● **Records provided**:
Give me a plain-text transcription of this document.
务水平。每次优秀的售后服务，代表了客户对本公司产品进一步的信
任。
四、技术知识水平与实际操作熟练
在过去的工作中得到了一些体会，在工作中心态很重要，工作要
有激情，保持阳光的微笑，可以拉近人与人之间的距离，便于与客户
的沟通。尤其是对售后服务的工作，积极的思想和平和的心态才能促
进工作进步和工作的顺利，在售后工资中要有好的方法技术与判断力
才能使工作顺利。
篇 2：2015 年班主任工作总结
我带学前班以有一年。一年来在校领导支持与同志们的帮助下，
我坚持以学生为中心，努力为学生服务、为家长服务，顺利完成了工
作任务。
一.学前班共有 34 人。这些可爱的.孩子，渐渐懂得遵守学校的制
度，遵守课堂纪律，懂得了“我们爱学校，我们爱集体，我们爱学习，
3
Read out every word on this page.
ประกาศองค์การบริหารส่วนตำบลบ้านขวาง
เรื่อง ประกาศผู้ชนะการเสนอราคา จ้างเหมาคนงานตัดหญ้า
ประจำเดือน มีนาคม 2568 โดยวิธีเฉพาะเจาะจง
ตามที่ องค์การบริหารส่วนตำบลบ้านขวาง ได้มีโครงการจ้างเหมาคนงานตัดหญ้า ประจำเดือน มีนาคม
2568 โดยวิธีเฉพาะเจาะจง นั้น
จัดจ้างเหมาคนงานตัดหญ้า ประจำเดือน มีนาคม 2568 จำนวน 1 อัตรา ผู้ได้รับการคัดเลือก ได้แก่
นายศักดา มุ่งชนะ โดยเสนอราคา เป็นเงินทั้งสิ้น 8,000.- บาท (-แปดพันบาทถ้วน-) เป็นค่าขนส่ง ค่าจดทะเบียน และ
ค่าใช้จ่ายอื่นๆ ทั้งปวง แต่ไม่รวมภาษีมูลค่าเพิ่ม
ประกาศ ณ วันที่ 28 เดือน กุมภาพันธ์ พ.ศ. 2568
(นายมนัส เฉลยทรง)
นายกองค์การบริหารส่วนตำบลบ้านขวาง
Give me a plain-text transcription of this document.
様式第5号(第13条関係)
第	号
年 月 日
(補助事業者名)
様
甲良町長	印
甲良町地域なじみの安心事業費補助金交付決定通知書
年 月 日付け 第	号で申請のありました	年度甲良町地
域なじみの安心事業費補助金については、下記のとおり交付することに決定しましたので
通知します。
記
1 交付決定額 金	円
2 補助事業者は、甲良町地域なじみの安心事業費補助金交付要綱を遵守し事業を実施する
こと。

● **Set problem**: Reproduce all of the records exactly.

● **Finished exercise**:
Give me a plain-text transcription of this document.
务水平。每次优秀的售后服务，代表了客户对本公司产品进一步的信
任。
四、技术知识水平与实际操作熟练
在过去的工作中得到了一些体会，在工作中心态很重要，工作要
有激情，保持阳光的微笑，可以拉近人与人之间的距离，便于与客户
的沟通。尤其是对售后服务的工作，积极的思想和平和的心态才能促
进工作进步和工作的顺利，在售后工资中要有好的方法技术与判断力
才能使工作顺利。
篇 2：2015 年班主任工作总结
我带学前班以有一年。一年来在校领导支持与同志们的帮助下，
我坚持以学生为中心，努力为学生服务、为家长服务，顺利完成了工
作任务。
一.学前班共有 34 人。这些可爱的.孩子，渐渐懂得遵守学校的制
度，遵守课堂纪律，懂得了“我们爱学校，我们爱集体，我们爱学习，
3
Read out every word on this page.
ประกาศองค์การบริหารส่วนตำบลบ้านขวาง
เรื่อง ประกาศผู้ชนะการเสนอราคา จ้างเหมาคนงานตัดหญ้า
ประจำเดือน มีนาคม 2568 โดยวิธีเฉพาะเจาะจง
ตามที่ องค์การบริหารส่วนตำบลบ้านขวาง ได้มีโครงการจ้างเหมาคนงานตัดหญ้า ประจำเดือน มีนาคม
2568 โดยวิธีเฉพาะเจาะจง นั้น
จัดจ้างเหมาคนงานตัดหญ้า ประจำเดือน มีนาคม 2568 จำนวน 1 อัตรา ผู้ได้รับการคัดเลือก ได้แก่
นายศักดา มุ่งชนะ โดยเสนอราคา เป็นเงินทั้งสิ้น 8,000.- บาท (-แปดพันบาทถ้วน-) เป็นค่าขนส่ง ค่าจดทะเบียน และ
ค่าใช้จ่ายอื่นๆ ทั้งปวง แต่ไม่รวมภาษีมูลค่าเพิ่ม
ประกาศ ณ วันที่ 28 เดือน กุมภาพันธ์ พ.ศ. 2568
(นายมนัส เฉลยทรง)
นายกองค์การบริหารส่วนตำบลบ้านขวาง
Give me a plain-text transcription of this document.
様式第5号(第13条関係)
第	号
年 月 日
(補助事業者名)
様
甲良町長	印
甲良町地域なじみの安心事業費補助金交付決定通知書
年 月 日付け 第	号で申請のありました	年度甲良町地
域なじみの安心事業費補助金については、下記のとおり交付することに決定しましたので
通知します。
記
1 交付決定額 金	円
2 補助事業者は、甲良町地域なじみの安心事業費補助金交付要綱を遵守し事業を実施する
こと。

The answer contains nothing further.